GOAL OF THE EXERCISE —
Pull out every line with the word "until".

DATA SUPPLIED —
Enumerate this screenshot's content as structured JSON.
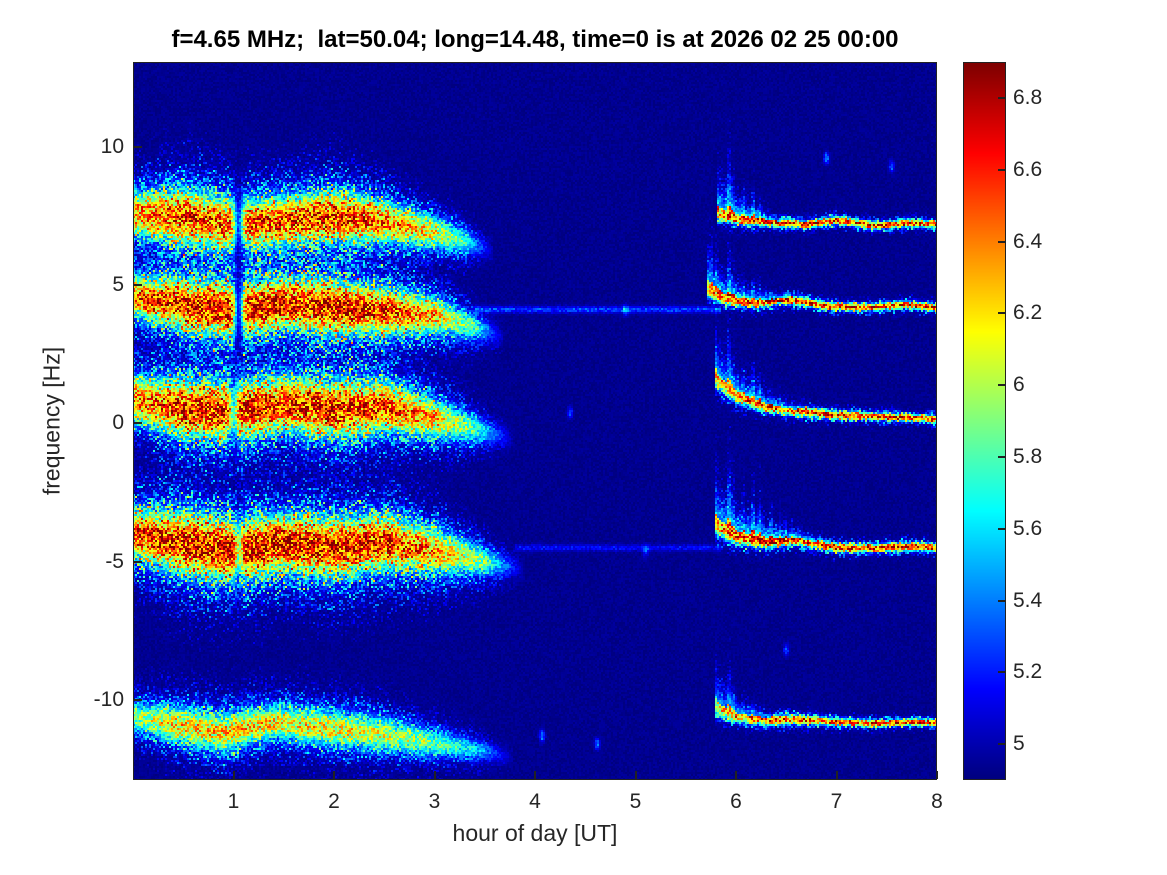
{
  "chart_data": {
    "type": "heatmap",
    "title": "f=4.65 MHz;  lat=50.04; long=14.48, time=0 is at 2026 02 25 00:00",
    "xlabel": "hour of day [UT]",
    "ylabel": "frequency [Hz]",
    "xlim": [
      0,
      8
    ],
    "ylim": [
      -12.9,
      13.08
    ],
    "x_ticks": [
      1,
      2,
      3,
      4,
      5,
      6,
      7,
      8
    ],
    "y_ticks": [
      10,
      5,
      0,
      -5,
      -10
    ],
    "colormap": "jet",
    "colorbar": {
      "min": 4.9,
      "max": 6.9,
      "ticks": [
        5,
        5.2,
        5.4,
        5.6,
        5.8,
        6,
        6.2,
        6.4,
        6.6,
        6.8
      ]
    },
    "background_value": 4.93,
    "bands": [
      {
        "name": "evening +7Hz",
        "t": [
          0,
          0.5,
          1.0,
          1.5,
          2.0,
          2.5,
          3.0,
          3.3,
          3.6
        ],
        "c": [
          7.6,
          7.5,
          7.2,
          7.35,
          7.5,
          7.3,
          6.9,
          6.6,
          6.2
        ],
        "w": [
          0.75,
          1.0,
          0.9,
          0.85,
          0.9,
          0.75,
          0.55,
          0.45,
          0.25
        ],
        "a": [
          1.55,
          1.8,
          1.75,
          1.8,
          1.85,
          1.7,
          1.35,
          0.9,
          0
        ],
        "notch": {
          "t": 1.05,
          "w": 0.035,
          "depth": 0.75
        }
      },
      {
        "name": "evening +4Hz",
        "t": [
          0,
          0.5,
          1.0,
          1.5,
          2.0,
          2.5,
          3.0,
          3.4,
          3.7
        ],
        "c": [
          4.6,
          4.3,
          4.1,
          4.35,
          4.2,
          4.05,
          3.9,
          3.5,
          3.1
        ],
        "w": [
          0.7,
          0.9,
          0.95,
          0.9,
          0.95,
          0.85,
          0.65,
          0.45,
          0.25
        ],
        "a": [
          1.7,
          1.9,
          1.95,
          1.9,
          1.95,
          1.85,
          1.55,
          0.95,
          0
        ],
        "notch": {
          "t": 1.05,
          "w": 0.035,
          "depth": 0.85
        }
      },
      {
        "name": "evening 0Hz",
        "t": [
          0,
          0.5,
          1.0,
          1.5,
          2.0,
          2.5,
          3.0,
          3.4,
          3.8
        ],
        "c": [
          0.9,
          0.55,
          0.4,
          0.7,
          0.5,
          0.6,
          0.2,
          -0.2,
          -0.6
        ],
        "w": [
          0.8,
          1.0,
          1.0,
          0.95,
          1.0,
          0.9,
          0.7,
          0.5,
          0.25
        ],
        "a": [
          1.6,
          1.9,
          1.95,
          1.9,
          1.9,
          1.8,
          1.5,
          0.95,
          0
        ],
        "notch": {
          "t": 1.0,
          "w": 0.03,
          "depth": 0.5
        }
      },
      {
        "name": "evening -4.5Hz",
        "t": [
          0,
          0.5,
          1.0,
          1.5,
          2.0,
          2.5,
          3.0,
          3.5,
          3.9
        ],
        "c": [
          -4.0,
          -4.3,
          -4.6,
          -4.35,
          -4.5,
          -4.3,
          -4.6,
          -5.0,
          -5.3
        ],
        "w": [
          0.9,
          1.1,
          1.1,
          1.0,
          1.05,
          0.95,
          0.8,
          0.5,
          0.25
        ],
        "a": [
          1.8,
          1.95,
          2.0,
          1.95,
          1.95,
          1.9,
          1.6,
          1.05,
          0
        ],
        "notch": {
          "t": 1.05,
          "w": 0.03,
          "depth": 0.4
        }
      },
      {
        "name": "evening -11Hz",
        "t": [
          0,
          0.4,
          0.9,
          1.4,
          1.9,
          2.4,
          2.9,
          3.4,
          3.8
        ],
        "c": [
          -10.6,
          -10.9,
          -11.2,
          -10.8,
          -11.0,
          -11.2,
          -11.5,
          -11.8,
          -12.1
        ],
        "w": [
          0.5,
          0.65,
          0.7,
          0.6,
          0.65,
          0.6,
          0.5,
          0.35,
          0.2
        ],
        "a": [
          1.1,
          1.4,
          1.45,
          1.4,
          1.35,
          1.3,
          1.1,
          0.75,
          0
        ]
      },
      {
        "name": "morning +7Hz",
        "t": [
          5.82,
          6.0,
          6.3,
          6.7,
          7.0,
          7.4,
          7.7,
          8.0
        ],
        "c": [
          7.6,
          7.4,
          7.3,
          7.2,
          7.35,
          7.15,
          7.25,
          7.2
        ],
        "w": [
          0.22,
          0.18,
          0.15,
          0.13,
          0.14,
          0.12,
          0.13,
          0.12
        ],
        "a": [
          1.6,
          1.8,
          1.85,
          1.9,
          1.85,
          1.9,
          1.85,
          1.9
        ],
        "spread": {
          "until": 6.45,
          "height": 1.8,
          "tail": 0.45
        }
      },
      {
        "name": "morning +4Hz",
        "t": [
          5.72,
          5.9,
          6.2,
          6.5,
          6.9,
          7.3,
          7.7,
          8.0
        ],
        "c": [
          4.85,
          4.5,
          4.35,
          4.5,
          4.25,
          4.2,
          4.3,
          4.2
        ],
        "w": [
          0.26,
          0.2,
          0.16,
          0.15,
          0.13,
          0.12,
          0.13,
          0.12
        ],
        "a": [
          1.5,
          1.8,
          1.85,
          1.9,
          1.9,
          1.9,
          1.85,
          1.9
        ],
        "spread": {
          "until": 6.5,
          "height": 1.5,
          "tail": 0.45
        }
      },
      {
        "name": "morning 0Hz",
        "t": [
          5.8,
          6.0,
          6.3,
          6.6,
          7.0,
          7.4,
          7.8,
          8.0
        ],
        "c": [
          1.6,
          1.0,
          0.6,
          0.45,
          0.3,
          0.25,
          0.2,
          0.15
        ],
        "w": [
          0.28,
          0.23,
          0.18,
          0.16,
          0.14,
          0.13,
          0.12,
          0.12
        ],
        "a": [
          1.4,
          1.7,
          1.8,
          1.85,
          1.9,
          1.85,
          1.9,
          1.9
        ],
        "spread": {
          "until": 6.6,
          "height": 1.6,
          "tail": 0.45
        }
      },
      {
        "name": "morning -4.5Hz",
        "t": [
          5.8,
          6.0,
          6.3,
          6.6,
          7.0,
          7.4,
          7.8,
          8.0
        ],
        "c": [
          -3.7,
          -4.1,
          -4.3,
          -4.2,
          -4.5,
          -4.5,
          -4.45,
          -4.5
        ],
        "w": [
          0.3,
          0.25,
          0.2,
          0.18,
          0.15,
          0.14,
          0.14,
          0.13
        ],
        "a": [
          1.5,
          1.8,
          1.9,
          1.85,
          1.9,
          1.9,
          1.85,
          1.9
        ],
        "spread": {
          "until": 6.8,
          "height": 2.0,
          "tail": 0.45
        }
      },
      {
        "name": "morning -11Hz",
        "t": [
          5.8,
          6.0,
          6.3,
          6.6,
          7.0,
          7.4,
          7.8,
          8.0
        ],
        "c": [
          -10.3,
          -10.6,
          -10.75,
          -10.7,
          -10.8,
          -10.85,
          -10.8,
          -10.85
        ],
        "w": [
          0.26,
          0.2,
          0.17,
          0.15,
          0.13,
          0.12,
          0.12,
          0.12
        ],
        "a": [
          1.3,
          1.6,
          1.75,
          1.8,
          1.8,
          1.85,
          1.8,
          1.85
        ],
        "spread": {
          "until": 6.35,
          "height": 1.4,
          "tail": 0.45
        }
      }
    ],
    "thin_lines": [
      {
        "f": 4.12,
        "t0": 3.4,
        "t1": 5.85,
        "w": 0.08,
        "a": 0.5
      },
      {
        "f": -4.5,
        "t0": 3.8,
        "t1": 5.85,
        "w": 0.08,
        "a": 0.32
      }
    ],
    "speckles": [
      {
        "t": 4.07,
        "f": -11.3,
        "a": 0.8
      },
      {
        "t": 4.62,
        "f": -11.6,
        "a": 0.6
      },
      {
        "t": 5.1,
        "f": -4.6,
        "a": 0.5
      },
      {
        "t": 4.35,
        "f": 0.4,
        "a": 0.5
      },
      {
        "t": 6.9,
        "f": 9.6,
        "a": 0.7
      },
      {
        "t": 7.55,
        "f": 9.3,
        "a": 0.6
      },
      {
        "t": 6.5,
        "f": -8.2,
        "a": 0.5
      },
      {
        "t": 4.9,
        "f": 4.1,
        "a": 0.5
      }
    ]
  }
}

RESPONSE —
          "until": 6.45,
          "until": 6.5,
          "until": 6.6,
          "until": 6.8,
          "until": 6.35,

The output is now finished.